_Exercise brief_. Reproduce every line of the data below verbatim, in the same order.

_Input data_.
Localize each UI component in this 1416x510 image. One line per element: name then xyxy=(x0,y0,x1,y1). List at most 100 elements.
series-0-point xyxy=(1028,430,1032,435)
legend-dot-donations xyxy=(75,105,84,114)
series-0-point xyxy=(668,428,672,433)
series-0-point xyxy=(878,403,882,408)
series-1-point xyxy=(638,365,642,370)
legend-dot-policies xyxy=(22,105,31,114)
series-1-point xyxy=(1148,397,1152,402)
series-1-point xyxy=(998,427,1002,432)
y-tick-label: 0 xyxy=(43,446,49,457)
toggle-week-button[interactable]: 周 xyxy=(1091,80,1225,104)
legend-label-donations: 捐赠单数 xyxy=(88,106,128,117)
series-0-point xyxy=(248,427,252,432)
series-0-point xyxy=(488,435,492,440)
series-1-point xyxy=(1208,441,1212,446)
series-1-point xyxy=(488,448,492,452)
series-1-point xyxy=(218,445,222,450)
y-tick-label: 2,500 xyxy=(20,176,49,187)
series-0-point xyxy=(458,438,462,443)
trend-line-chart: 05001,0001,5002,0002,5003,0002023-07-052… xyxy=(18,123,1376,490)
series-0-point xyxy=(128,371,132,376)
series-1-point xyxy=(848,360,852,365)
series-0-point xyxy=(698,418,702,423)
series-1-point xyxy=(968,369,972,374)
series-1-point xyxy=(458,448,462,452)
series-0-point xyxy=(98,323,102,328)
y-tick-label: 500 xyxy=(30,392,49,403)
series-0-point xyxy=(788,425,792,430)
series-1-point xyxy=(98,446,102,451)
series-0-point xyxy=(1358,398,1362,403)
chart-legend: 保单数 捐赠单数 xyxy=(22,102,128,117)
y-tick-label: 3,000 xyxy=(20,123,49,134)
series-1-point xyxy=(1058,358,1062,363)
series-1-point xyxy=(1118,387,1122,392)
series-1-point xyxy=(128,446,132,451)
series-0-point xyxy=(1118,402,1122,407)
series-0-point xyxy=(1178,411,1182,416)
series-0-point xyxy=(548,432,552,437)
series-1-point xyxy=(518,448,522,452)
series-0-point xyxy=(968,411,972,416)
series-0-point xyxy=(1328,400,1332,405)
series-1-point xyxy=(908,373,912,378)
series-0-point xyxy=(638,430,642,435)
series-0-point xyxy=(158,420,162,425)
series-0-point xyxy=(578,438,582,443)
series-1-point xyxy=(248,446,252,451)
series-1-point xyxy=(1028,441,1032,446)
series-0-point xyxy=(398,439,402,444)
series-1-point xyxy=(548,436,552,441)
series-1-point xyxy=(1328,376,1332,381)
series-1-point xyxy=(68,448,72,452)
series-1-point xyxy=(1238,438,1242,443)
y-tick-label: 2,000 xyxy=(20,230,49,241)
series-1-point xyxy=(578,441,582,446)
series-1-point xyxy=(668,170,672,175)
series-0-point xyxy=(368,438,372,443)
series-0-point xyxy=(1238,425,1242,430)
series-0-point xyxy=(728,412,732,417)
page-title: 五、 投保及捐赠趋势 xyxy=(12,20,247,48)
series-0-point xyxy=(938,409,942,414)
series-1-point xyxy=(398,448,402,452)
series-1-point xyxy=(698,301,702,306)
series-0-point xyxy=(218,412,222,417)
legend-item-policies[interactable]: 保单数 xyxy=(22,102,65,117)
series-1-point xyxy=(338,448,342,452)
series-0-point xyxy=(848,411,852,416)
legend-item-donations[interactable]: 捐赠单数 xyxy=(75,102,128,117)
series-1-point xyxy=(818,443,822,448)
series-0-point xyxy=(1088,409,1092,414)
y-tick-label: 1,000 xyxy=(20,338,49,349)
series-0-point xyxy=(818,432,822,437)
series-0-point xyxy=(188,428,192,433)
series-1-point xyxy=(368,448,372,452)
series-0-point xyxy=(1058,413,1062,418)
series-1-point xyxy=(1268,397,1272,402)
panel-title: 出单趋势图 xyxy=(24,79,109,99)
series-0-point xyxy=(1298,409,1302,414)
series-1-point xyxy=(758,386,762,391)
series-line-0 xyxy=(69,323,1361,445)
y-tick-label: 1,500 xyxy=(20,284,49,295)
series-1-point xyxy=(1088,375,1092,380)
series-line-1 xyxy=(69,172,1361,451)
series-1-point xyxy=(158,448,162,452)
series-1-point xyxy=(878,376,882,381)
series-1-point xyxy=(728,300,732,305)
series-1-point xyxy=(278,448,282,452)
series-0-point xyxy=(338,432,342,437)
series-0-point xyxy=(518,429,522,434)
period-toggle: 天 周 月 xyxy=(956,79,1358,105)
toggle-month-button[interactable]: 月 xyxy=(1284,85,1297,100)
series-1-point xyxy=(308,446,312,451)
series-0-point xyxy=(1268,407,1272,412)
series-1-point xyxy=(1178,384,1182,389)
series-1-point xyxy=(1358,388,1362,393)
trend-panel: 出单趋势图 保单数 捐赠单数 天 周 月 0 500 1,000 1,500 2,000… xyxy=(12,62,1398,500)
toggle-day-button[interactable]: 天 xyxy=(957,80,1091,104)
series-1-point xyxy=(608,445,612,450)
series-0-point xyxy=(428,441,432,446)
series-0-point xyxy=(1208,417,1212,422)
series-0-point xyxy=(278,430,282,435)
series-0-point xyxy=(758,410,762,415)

_The completed task_.
Localize each UI component in this 1416x510 image. One line per element: name then xyxy=(x0,y0,x1,y1). List at most 100 elements.
series-0-point xyxy=(1028,430,1032,435)
legend-dot-donations xyxy=(75,105,84,114)
series-0-point xyxy=(668,428,672,433)
series-0-point xyxy=(878,403,882,408)
series-1-point xyxy=(638,365,642,370)
legend-dot-policies xyxy=(22,105,31,114)
series-1-point xyxy=(1148,397,1152,402)
series-1-point xyxy=(998,427,1002,432)
y-tick-label: 0 xyxy=(43,446,49,457)
toggle-week-button[interactable]: 周 xyxy=(1091,80,1225,104)
legend-label-donations: 捐赠单数 xyxy=(88,106,128,117)
series-0-point xyxy=(248,427,252,432)
series-0-point xyxy=(488,435,492,440)
series-1-point xyxy=(1208,441,1212,446)
series-1-point xyxy=(488,448,492,452)
series-1-point xyxy=(218,445,222,450)
y-tick-label: 2,500 xyxy=(20,176,49,187)
series-0-point xyxy=(458,438,462,443)
trend-line-chart: 05001,0001,5002,0002,5003,0002023-07-052… xyxy=(18,123,1376,490)
series-0-point xyxy=(128,371,132,376)
series-1-point xyxy=(848,360,852,365)
series-0-point xyxy=(698,418,702,423)
series-1-point xyxy=(968,369,972,374)
series-1-point xyxy=(458,448,462,452)
series-0-point xyxy=(98,323,102,328)
y-tick-label: 500 xyxy=(30,392,49,403)
series-0-point xyxy=(788,425,792,430)
series-1-point xyxy=(98,446,102,451)
series-0-point xyxy=(1358,398,1362,403)
chart-legend: 保单数 捐赠单数 xyxy=(22,102,128,117)
y-tick-label: 3,000 xyxy=(20,123,49,134)
series-1-point xyxy=(1058,358,1062,363)
series-1-point xyxy=(1118,387,1122,392)
series-1-point xyxy=(128,446,132,451)
series-0-point xyxy=(1118,402,1122,407)
series-0-point xyxy=(1178,411,1182,416)
series-0-point xyxy=(548,432,552,437)
series-1-point xyxy=(518,448,522,452)
series-0-point xyxy=(968,411,972,416)
series-0-point xyxy=(1328,400,1332,405)
series-1-point xyxy=(908,373,912,378)
series-0-point xyxy=(638,430,642,435)
series-0-point xyxy=(158,420,162,425)
series-0-point xyxy=(578,438,582,443)
series-1-point xyxy=(248,446,252,451)
series-1-point xyxy=(1028,441,1032,446)
series-0-point xyxy=(398,439,402,444)
series-1-point xyxy=(548,436,552,441)
series-1-point xyxy=(1328,376,1332,381)
series-1-point xyxy=(68,448,72,452)
series-1-point xyxy=(1238,438,1242,443)
y-tick-label: 2,000 xyxy=(20,230,49,241)
series-1-point xyxy=(578,441,582,446)
series-1-point xyxy=(668,170,672,175)
series-0-point xyxy=(368,438,372,443)
series-0-point xyxy=(1238,425,1242,430)
series-0-point xyxy=(728,412,732,417)
page-title: 五、 投保及捐赠趋势 xyxy=(12,20,247,48)
series-0-point xyxy=(938,409,942,414)
series-1-point xyxy=(398,448,402,452)
series-1-point xyxy=(698,301,702,306)
series-0-point xyxy=(218,412,222,417)
legend-item-policies[interactable]: 保单数 xyxy=(22,102,65,117)
series-1-point xyxy=(338,448,342,452)
series-0-point xyxy=(848,411,852,416)
legend-item-donations[interactable]: 捐赠单数 xyxy=(75,102,128,117)
series-1-point xyxy=(818,443,822,448)
series-0-point xyxy=(1088,409,1092,414)
y-tick-label: 1,000 xyxy=(20,338,49,349)
series-0-point xyxy=(818,432,822,437)
series-0-point xyxy=(188,428,192,433)
series-1-point xyxy=(368,448,372,452)
series-0-point xyxy=(1058,413,1062,418)
series-1-point xyxy=(1268,397,1272,402)
panel-title: 出单趋势图 xyxy=(24,79,109,99)
series-0-point xyxy=(1298,409,1302,414)
series-1-point xyxy=(758,386,762,391)
series-line-0 xyxy=(69,323,1361,445)
y-tick-label: 1,500 xyxy=(20,284,49,295)
series-1-point xyxy=(1088,375,1092,380)
series-line-1 xyxy=(69,172,1361,451)
series-1-point xyxy=(158,448,162,452)
series-1-point xyxy=(878,376,882,381)
series-1-point xyxy=(728,300,732,305)
series-1-point xyxy=(278,448,282,452)
series-0-point xyxy=(338,432,342,437)
series-0-point xyxy=(518,429,522,434)
period-toggle: 天 周 月 xyxy=(956,79,1358,105)
toggle-month-button[interactable]: 月 xyxy=(1284,85,1297,100)
series-1-point xyxy=(308,446,312,451)
series-0-point xyxy=(1268,407,1272,412)
series-1-point xyxy=(1178,384,1182,389)
series-1-point xyxy=(1358,388,1362,393)
trend-panel: 出单趋势图 保单数 捐赠单数 天 周 月 0 500 1,000 1,500 2,000… xyxy=(12,62,1398,500)
toggle-day-button[interactable]: 天 xyxy=(957,80,1091,104)
series-1-point xyxy=(608,445,612,450)
series-0-point xyxy=(428,441,432,446)
series-0-point xyxy=(1208,417,1212,422)
series-0-point xyxy=(278,430,282,435)
series-0-point xyxy=(758,410,762,415)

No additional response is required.